_GIVEN INSTRUCTION:_ Copy every line with the string "demasiado" in it.

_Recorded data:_

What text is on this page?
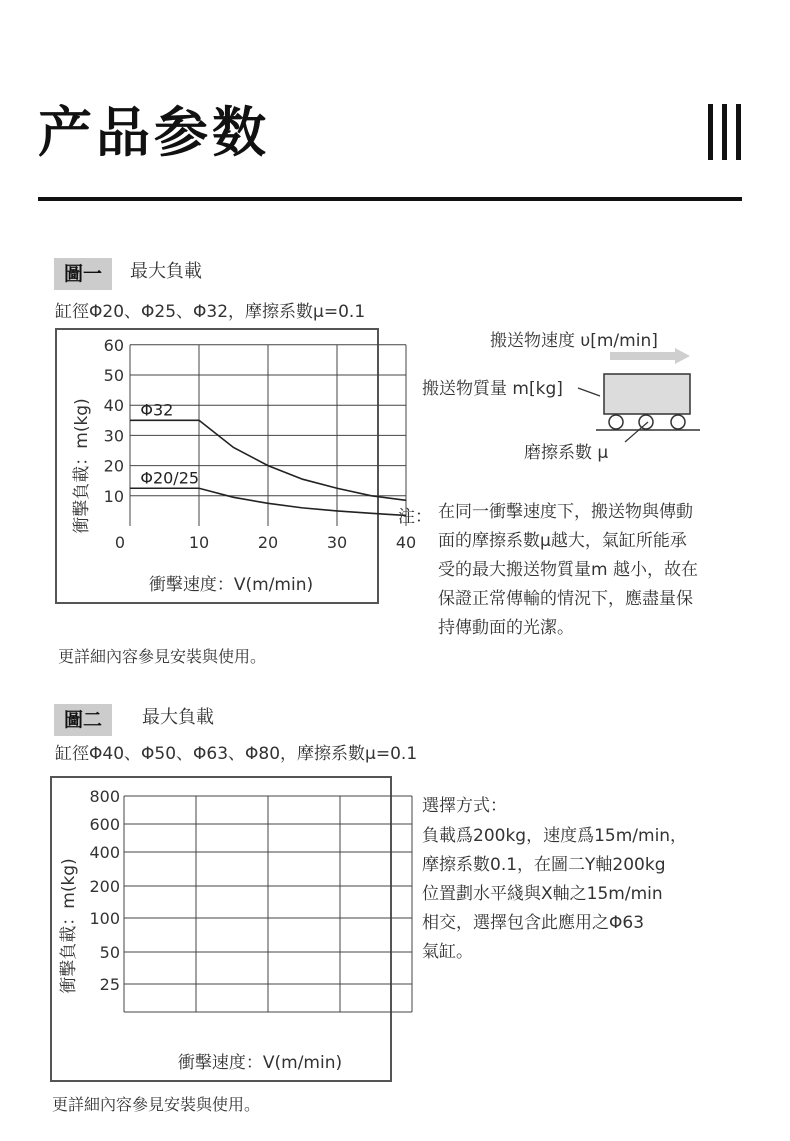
产品参数
圖一	最大負載
缸徑Φ20、Φ25、Φ32，摩擦系數μ=0.1
10
20
30
40
50
60
0	10	20	30	40
Φ32
Φ20/25
衝擊負載：m(kg)
衝擊速度：V(m/min)
搬送物速度 υ[m/min]
搬送物質量 m[kg]
磨擦系數 μ
注： 在同一衝擊速度下，搬送物與傳動
面的摩擦系數μ越大，氣缸所能承
受的最大搬送物質量m 越小，故在
保證正常傳輸的情況下，應盡量保
持傳動面的光潔。
更詳細內容參見安裝與使用。
圖二	最大負載
缸徑Φ40、Φ50、Φ63、Φ80，摩擦系數μ=0.1
25
50
100
200
400
600
800
衝擊負載：m(kg)
衝擊速度：V(m/min)
選擇方式：
負載爲200kg，速度爲15m/min，
摩擦系數0.1，在圖二Y軸200kg
位置劃水平綫與X軸之15m/min
相交，選擇包含此應用之Φ63
氣缸。
更詳細內容參見安裝與使用。
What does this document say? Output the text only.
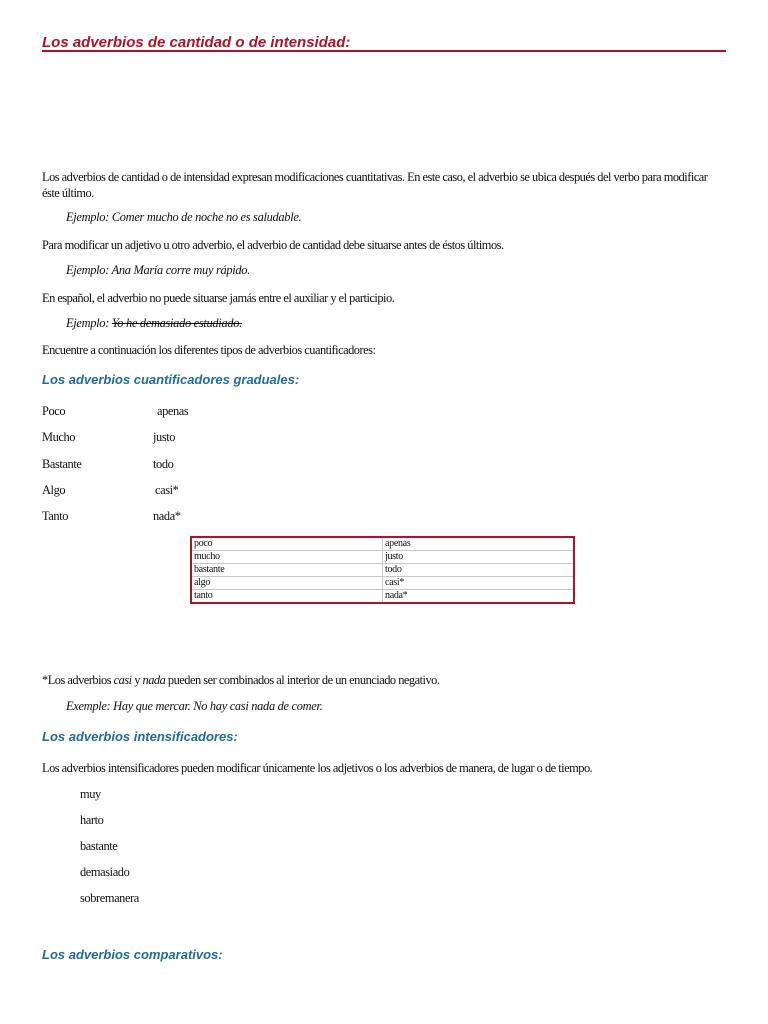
Los adverbios de cantidad o de intensidad:
Los adverbios de cantidad o de intensidad expresan modificaciones cuantitativas. En este caso, el adverbio se ubica después del verbo para modificar éste último.
Ejemplo: Comer mucho de noche no es saludable.
Para modificar un adjetivo u otro adverbio, el adverbio de cantidad debe situarse antes de éstos últimos.
Ejemplo: Ana María corre muy rápido.
En español, el adverbio no puede situarse jamás entre el auxiliar y el participio.
Ejemplo: Yo he demasiado estudiado.
Encuentre a continuación los diferentes tipos de adverbios cuantificadores:
Los adverbios cuantificadores graduales:
Poco	apenas
Mucho	justo
Bastante	todo
Algo	casi*
Tanto	nada*
poco	apenas
mucho	justo
bastante	todo
algo	casi*
tanto	nada*
*Los adverbios casi y nada pueden ser combinados al interior de un enunciado negativo.
Exemple: Hay que mercar. No hay casi nada de comer.
Los adverbios intensificadores:
Los adverbios intensificadores pueden modificar únicamente los adjetivos o los adverbios de manera, de lugar o de tiempo.
muy
harto
bastante
demasiado
sobremanera
Los adverbios comparativos:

_WRITTEN SOLUTION:_
Ejemplo: Yo he demasiado estudiado.
demasiado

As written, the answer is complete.